--- start of Data excerpts ---

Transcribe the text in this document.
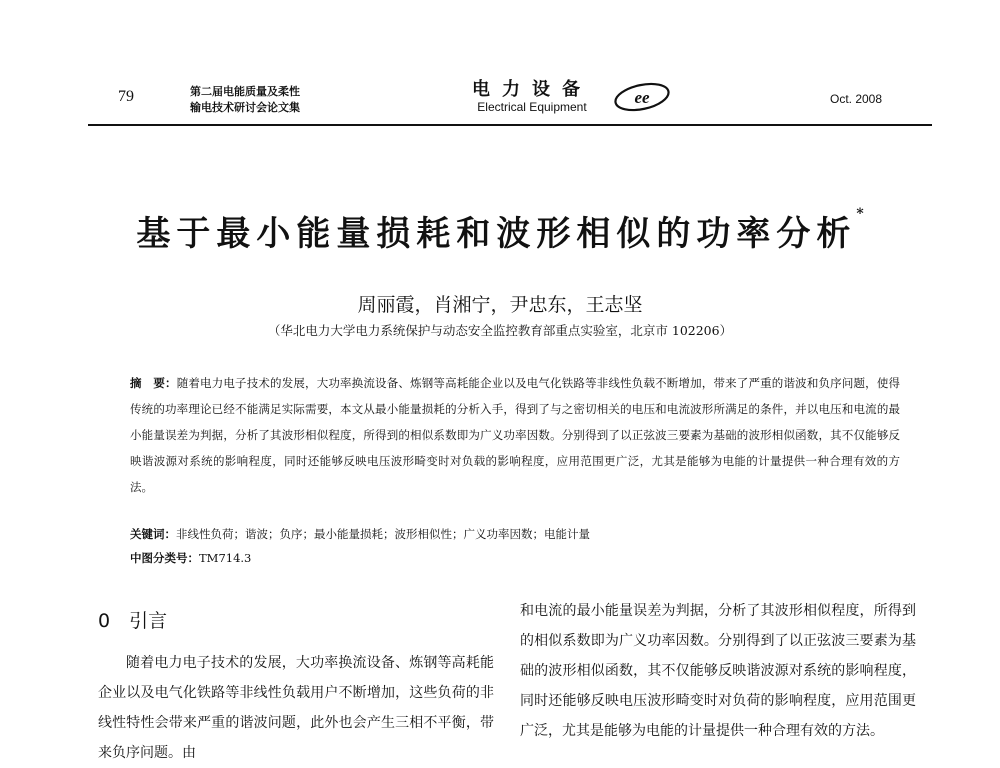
79	第二届电能质量及柔性
输电技术研讨会论文集
电力设备
Electrical Equipment	ee	Oct. 2008
基于最小能量损耗和波形相似的功率分析*
周丽霞，肖湘宁，尹忠东，王志坚
（华北电力大学电力系统保护与动态安全监控教育部重点实验室，北京市 102206）
摘　要：随着电力电子技术的发展，大功率换流设备、炼钢等高耗能企业以及电气化铁路等非线性负载不断增加，带来了严重的谐波和负序问题，使得传统的功率理论已经不能满足实际需要，本文从最小能量损耗的分析入手，得到了与之密切相关的电压和电流波形所满足的条件，并以电压和电流的最小能量误差为判据，分析了其波形相似程度，所得到的相似系数即为广义功率因数。分别得到了以正弦波三要素为基础的波形相似函数，其不仅能够反映谐波源对系统的影响程度，同时还能够反映电压波形畸变时对负载的影响程度，应用范围更广泛，尤其是能够为电能的计量提供一种合理有效的方法。
关键词：非线性负荷；谐波；负序；最小能量损耗；波形相似性；广义功率因数；电能计量
中图分类号：TM714.3
0　引言
随着电力电子技术的发展，大功率换流设备、炼钢等高耗能企业以及电气化铁路等非线性负载用户不断增加，这些负荷的非线性特性会带来严重的谐波问题，此外也会产生三相不平衡，带来负序问题。由
和电流的最小能量误差为判据，分析了其波形相似程度，所得到的相似系数即为广义功率因数。分别得到了以正弦波三要素为基础的波形相似函数，其不仅能够反映谐波源对系统的影响程度，同时还能够反映电压波形畸变时对负荷的影响程度，应用范围更广泛，尤其是能够为电能的计量提供一种合理有效的方法。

--- end of Data excerpts ---

### The exercise
Identify every line where the string "分别得到了以正弦波三要素为基础的波形相似函数" appears.

### Full response
摘　要：随着电力电子技术的发展，大功率换流设备、炼钢等高耗能企业以及电气化铁路等非线性负载不断增加，带来了严重的谐波和负序问题，使得传统的功率理论已经不能满足实际需要，本文从最小能量损耗的分析入手，得到了与之密切相关的电压和电流波形所满足的条件，并以电压和电流的最小能量误差为判据，分析了其波形相似程度，所得到的相似系数即为广义功率因数。分别得到了以正弦波三要素为基础的波形相似函数，其不仅能够反映谐波源对系统的影响程度，同时还能够反映电压波形畸变时对负载的影响程度，应用范围更广泛，尤其是能够为电能的计量提供一种合理有效的方法。
和电流的最小能量误差为判据，分析了其波形相似程度，所得到的相似系数即为广义功率因数。分别得到了以正弦波三要素为基础的波形相似函数，其不仅能够反映谐波源对系统的影响程度，同时还能够反映电压波形畸变时对负荷的影响程度，应用范围更广泛，尤其是能够为电能的计量提供一种合理有效的方法。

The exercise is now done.